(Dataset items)
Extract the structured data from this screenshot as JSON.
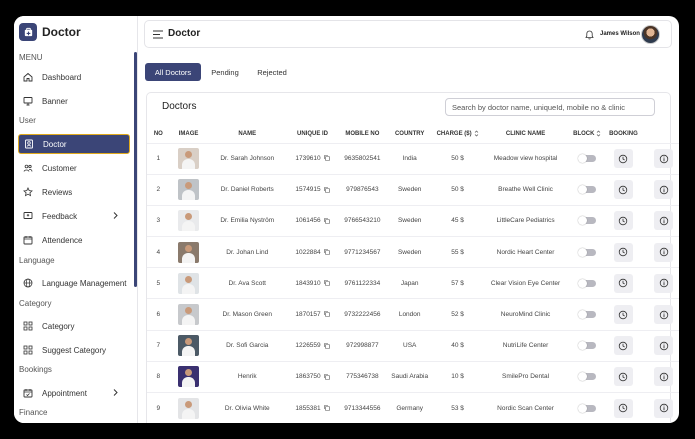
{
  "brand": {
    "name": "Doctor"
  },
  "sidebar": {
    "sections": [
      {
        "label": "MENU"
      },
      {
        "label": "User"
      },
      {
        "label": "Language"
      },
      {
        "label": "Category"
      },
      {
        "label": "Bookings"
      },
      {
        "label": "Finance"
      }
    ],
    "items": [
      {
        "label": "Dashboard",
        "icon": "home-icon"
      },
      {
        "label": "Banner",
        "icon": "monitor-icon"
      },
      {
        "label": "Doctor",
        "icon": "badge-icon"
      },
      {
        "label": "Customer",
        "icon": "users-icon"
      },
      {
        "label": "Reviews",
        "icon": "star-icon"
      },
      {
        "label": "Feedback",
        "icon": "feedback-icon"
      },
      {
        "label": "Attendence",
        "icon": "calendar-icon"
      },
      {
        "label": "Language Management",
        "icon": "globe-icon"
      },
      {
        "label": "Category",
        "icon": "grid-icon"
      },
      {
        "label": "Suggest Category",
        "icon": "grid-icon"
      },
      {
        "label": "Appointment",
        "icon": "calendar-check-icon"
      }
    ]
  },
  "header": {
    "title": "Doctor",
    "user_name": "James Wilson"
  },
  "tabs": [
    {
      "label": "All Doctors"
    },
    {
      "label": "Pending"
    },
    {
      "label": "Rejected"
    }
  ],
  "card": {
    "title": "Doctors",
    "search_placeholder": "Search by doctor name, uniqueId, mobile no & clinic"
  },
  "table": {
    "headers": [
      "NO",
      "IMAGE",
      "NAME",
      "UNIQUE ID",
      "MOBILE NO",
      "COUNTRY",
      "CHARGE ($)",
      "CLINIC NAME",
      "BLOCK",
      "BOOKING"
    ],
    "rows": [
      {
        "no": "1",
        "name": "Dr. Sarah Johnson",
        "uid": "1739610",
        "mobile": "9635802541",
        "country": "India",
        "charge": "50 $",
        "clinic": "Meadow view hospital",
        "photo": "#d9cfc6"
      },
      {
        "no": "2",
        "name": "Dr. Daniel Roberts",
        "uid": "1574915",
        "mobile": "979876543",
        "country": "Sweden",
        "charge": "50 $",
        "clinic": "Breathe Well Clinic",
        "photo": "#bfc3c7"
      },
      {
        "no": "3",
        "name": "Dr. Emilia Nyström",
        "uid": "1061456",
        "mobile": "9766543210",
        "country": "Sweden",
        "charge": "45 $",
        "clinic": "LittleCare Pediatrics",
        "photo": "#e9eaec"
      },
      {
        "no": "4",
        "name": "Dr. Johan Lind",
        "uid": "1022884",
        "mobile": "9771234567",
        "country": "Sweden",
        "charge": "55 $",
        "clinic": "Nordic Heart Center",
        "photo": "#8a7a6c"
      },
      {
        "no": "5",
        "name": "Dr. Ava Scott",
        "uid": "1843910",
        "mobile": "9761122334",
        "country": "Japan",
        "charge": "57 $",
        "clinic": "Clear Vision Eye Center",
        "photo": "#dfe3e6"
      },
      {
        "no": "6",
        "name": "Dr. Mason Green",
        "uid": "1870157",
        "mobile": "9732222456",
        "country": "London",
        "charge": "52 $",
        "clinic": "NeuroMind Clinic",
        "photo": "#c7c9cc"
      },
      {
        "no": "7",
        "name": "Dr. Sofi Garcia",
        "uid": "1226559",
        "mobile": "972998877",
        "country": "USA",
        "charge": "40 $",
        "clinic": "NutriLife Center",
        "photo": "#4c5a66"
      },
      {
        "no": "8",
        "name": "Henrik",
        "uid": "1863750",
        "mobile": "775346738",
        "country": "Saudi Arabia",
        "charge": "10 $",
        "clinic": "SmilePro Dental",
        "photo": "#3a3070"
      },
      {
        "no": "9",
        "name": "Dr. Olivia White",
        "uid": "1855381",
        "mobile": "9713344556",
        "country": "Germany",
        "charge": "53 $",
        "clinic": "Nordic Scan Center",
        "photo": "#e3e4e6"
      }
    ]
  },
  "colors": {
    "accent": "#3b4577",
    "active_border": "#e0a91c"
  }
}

---

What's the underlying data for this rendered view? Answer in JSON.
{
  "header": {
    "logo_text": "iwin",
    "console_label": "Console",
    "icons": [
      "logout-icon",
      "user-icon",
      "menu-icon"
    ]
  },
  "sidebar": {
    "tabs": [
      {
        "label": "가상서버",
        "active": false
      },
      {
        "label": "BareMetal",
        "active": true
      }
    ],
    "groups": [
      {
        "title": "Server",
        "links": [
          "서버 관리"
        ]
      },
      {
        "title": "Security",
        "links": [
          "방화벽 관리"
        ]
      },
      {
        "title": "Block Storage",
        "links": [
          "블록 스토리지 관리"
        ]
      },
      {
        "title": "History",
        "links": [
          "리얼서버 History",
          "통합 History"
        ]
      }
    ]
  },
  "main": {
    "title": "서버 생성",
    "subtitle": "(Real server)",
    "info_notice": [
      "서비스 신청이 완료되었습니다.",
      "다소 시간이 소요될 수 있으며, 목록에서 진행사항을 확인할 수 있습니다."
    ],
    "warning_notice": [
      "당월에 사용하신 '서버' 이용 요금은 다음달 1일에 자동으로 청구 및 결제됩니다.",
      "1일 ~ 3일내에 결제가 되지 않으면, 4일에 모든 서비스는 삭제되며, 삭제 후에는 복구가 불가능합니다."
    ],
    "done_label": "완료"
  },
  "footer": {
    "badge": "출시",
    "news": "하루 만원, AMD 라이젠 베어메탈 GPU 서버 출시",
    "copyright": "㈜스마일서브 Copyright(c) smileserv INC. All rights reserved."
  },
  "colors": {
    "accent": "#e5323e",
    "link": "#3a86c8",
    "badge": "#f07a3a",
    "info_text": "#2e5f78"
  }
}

---

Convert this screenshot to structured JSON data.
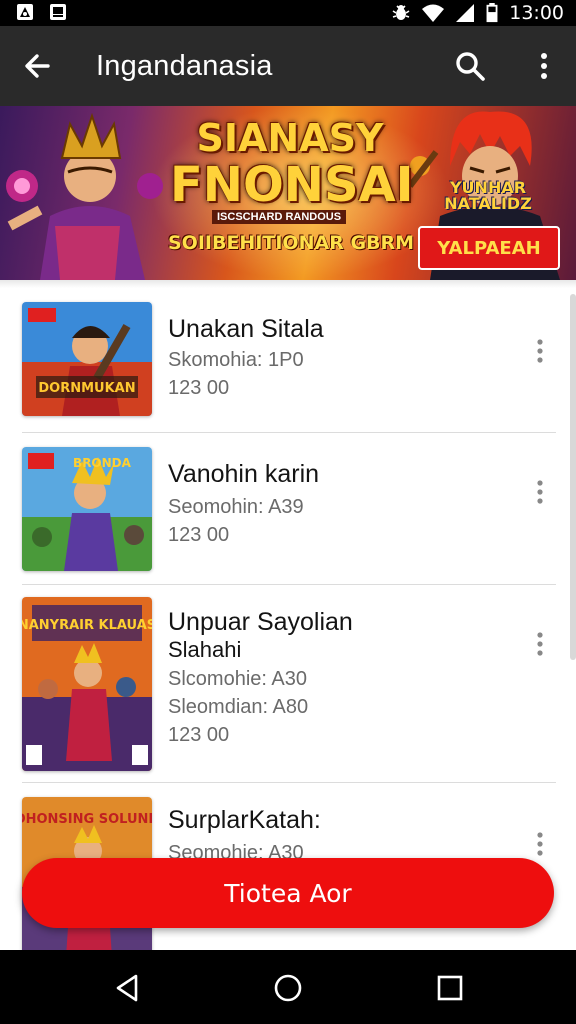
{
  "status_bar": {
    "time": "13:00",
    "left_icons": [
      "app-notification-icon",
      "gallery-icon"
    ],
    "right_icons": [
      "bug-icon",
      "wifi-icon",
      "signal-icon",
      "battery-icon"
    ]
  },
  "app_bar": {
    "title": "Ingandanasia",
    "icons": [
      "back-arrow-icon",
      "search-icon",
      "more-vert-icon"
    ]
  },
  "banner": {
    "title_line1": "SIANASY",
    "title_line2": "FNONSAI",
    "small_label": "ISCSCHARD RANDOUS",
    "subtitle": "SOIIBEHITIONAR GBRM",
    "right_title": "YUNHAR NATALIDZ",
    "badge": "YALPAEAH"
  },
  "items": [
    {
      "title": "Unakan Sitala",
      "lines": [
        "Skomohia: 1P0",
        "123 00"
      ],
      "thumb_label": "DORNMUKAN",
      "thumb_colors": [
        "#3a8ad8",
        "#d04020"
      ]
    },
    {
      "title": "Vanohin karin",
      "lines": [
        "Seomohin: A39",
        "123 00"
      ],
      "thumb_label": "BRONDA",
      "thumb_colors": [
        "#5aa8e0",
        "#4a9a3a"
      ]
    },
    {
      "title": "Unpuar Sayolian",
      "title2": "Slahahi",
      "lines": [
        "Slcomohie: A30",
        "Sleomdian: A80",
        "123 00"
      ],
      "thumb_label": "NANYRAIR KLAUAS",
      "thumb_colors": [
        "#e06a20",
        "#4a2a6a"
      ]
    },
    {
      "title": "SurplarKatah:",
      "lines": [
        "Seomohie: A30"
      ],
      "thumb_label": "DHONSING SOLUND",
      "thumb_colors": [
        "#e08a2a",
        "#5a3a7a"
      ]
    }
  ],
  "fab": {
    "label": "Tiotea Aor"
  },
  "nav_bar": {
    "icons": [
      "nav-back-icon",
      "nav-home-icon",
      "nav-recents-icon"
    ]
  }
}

**What you should do**. Copy out all lines where the word "Category" appears.

**Task output**.
        "label": "Category"
        "label": "Category",
        "label": "Suggest Category",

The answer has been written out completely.